Saved entries
>>>>

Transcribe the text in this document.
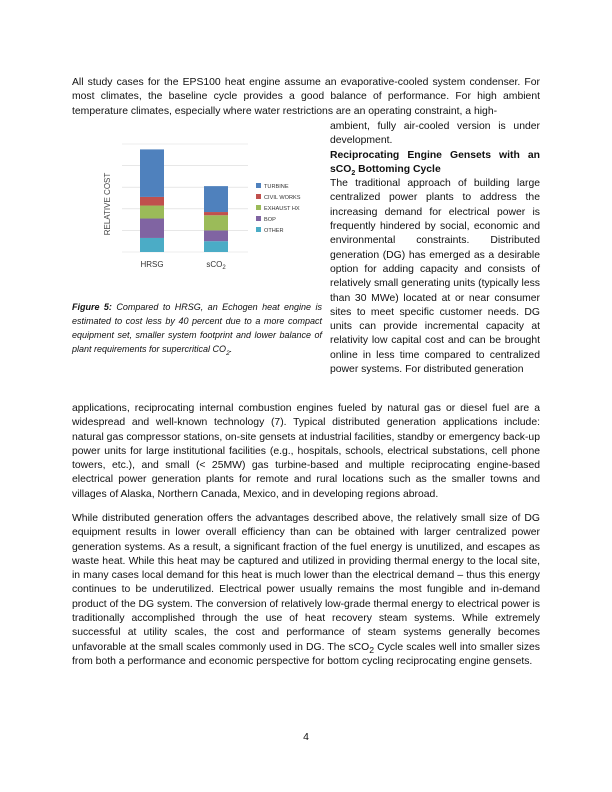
All study cases for the EPS100 heat engine assume an evaporative-cooled system condenser. For most climates, the baseline cycle provides a good balance of performance. For high ambient temperature climates, especially where water restrictions are an operating constraint, a high-

ambient, fully air-cooled version is under development.

Reciprocating Engine Gensets with an sCO$_2$ Bottoming Cycle

The traditional approach of building large centralized power plants to address the increasing demand for electrical power is frequently hindered by social, economic and environmental constraints. Distributed generation (DG) has emerged as a desirable option for adding capacity and consists of relatively small generating units (typically less than 30 MWe) located at or near consumer sites to meet specific customer needs. DG units can provide incremental capacity at relativity low capital cost and can be brought online in less time compared to centralized power systems. For distributed generation

RELATIVE COST
HRSG	sCO$_2$
TURBINE
CIVIL WORKS
EXHAUST HX
BOP
OTHER

Figure 5: Compared to HRSG, an Echogen heat engine is estimated to cost less by 40 percent due to a more compact equipment set, smaller system footprint and lower balance of plant requirements for supercritical $CO_2$.

applications, reciprocating internal combustion engines fueled by natural gas or diesel fuel are a widespread and well-known technology (7). Typical distributed generation applications include: natural gas compressor stations, on-site gensets at industrial facilities, standby or emergency back-up power units for large institutional facilities (e.g., hospitals, schools, electrical substations, cell phone towers, etc.), and small (< 25MW) gas turbine-based and multiple reciprocating engine-based electrical power generation plants for remote and rural locations such as the smaller towns and villages of Alaska, Northern Canada, Mexico, and in developing regions abroad.

While distributed generation offers the advantages described above, the relatively small size of DG equipment results in lower overall efficiency than can be obtained with larger centralized power generation systems. As a result, a significant fraction of the fuel energy is unutilized, and escapes as waste heat. While this heat may be captured and utilized in providing thermal energy to the local site, in many cases local demand for this heat is much lower than the electrical demand – thus this energy continues to be underutilized. Electrical power usually remains the most fungible and in-demand product of the DG system. The conversion of relatively low-grade thermal energy to electrical power is traditionally accomplished through the use of heat recovery steam systems. While extremely successful at utility scales, the cost and performance of steam systems generally becomes unfavorable at the small scales commonly used in DG. The sCO$_2$ Cycle scales well into smaller sizes from both a performance and economic perspective for bottom cycling reciprocating engine gensets.

4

<<<<

**Task objective**
Set the listing down in full and exactly. Pictures within it should not appear in the copy.

**Response for this exercise**
Transcribe the text in this document.
All study cases for the EPS100 heat engine assume an evaporative-cooled system condenser. For most climates, the baseline cycle provides a good balance of performance. For high ambient temperature climates, especially where water restrictions are an operating constraint, a high-

ambient, fully air-cooled version is under development.

Reciprocating Engine Gensets with an sCO$_2$ Bottoming Cycle

The traditional approach of building large centralized power plants to address the increasing demand for electrical power is frequently hindered by social, economic and environmental constraints. Distributed generation (DG) has emerged as a desirable option for adding capacity and consists of relatively small generating units (typically less than 30 MWe) located at or near consumer sites to meet specific customer needs. DG units can provide incremental capacity at relativity low capital cost and can be brought online in less time compared to centralized power systems. For distributed generation

RELATIVE COST
HRSG	sCO$_2$
TURBINE
CIVIL WORKS
EXHAUST HX
BOP
OTHER

Figure 5: Compared to HRSG, an Echogen heat engine is estimated to cost less by 40 percent due to a more compact equipment set, smaller system footprint and lower balance of plant requirements for supercritical $CO_2$.

applications, reciprocating internal combustion engines fueled by natural gas or diesel fuel are a widespread and well-known technology (7). Typical distributed generation applications include: natural gas compressor stations, on-site gensets at industrial facilities, standby or emergency back-up power units for large institutional facilities (e.g., hospitals, schools, electrical substations, cell phone towers, etc.), and small (< 25MW) gas turbine-based and multiple reciprocating engine-based electrical power generation plants for remote and rural locations such as the smaller towns and villages of Alaska, Northern Canada, Mexico, and in developing regions abroad.

While distributed generation offers the advantages described above, the relatively small size of DG equipment results in lower overall efficiency than can be obtained with larger centralized power generation systems. As a result, a significant fraction of the fuel energy is unutilized, and escapes as waste heat. While this heat may be captured and utilized in providing thermal energy to the local site, in many cases local demand for this heat is much lower than the electrical demand – thus this energy continues to be underutilized. Electrical power usually remains the most fungible and in-demand product of the DG system. The conversion of relatively low-grade thermal energy to electrical power is traditionally accomplished through the use of heat recovery steam systems. While extremely successful at utility scales, the cost and performance of steam systems generally becomes unfavorable at the small scales commonly used in DG. The sCO$_2$ Cycle scales well into smaller sizes from both a performance and economic perspective for bottom cycling reciprocating engine gensets.

4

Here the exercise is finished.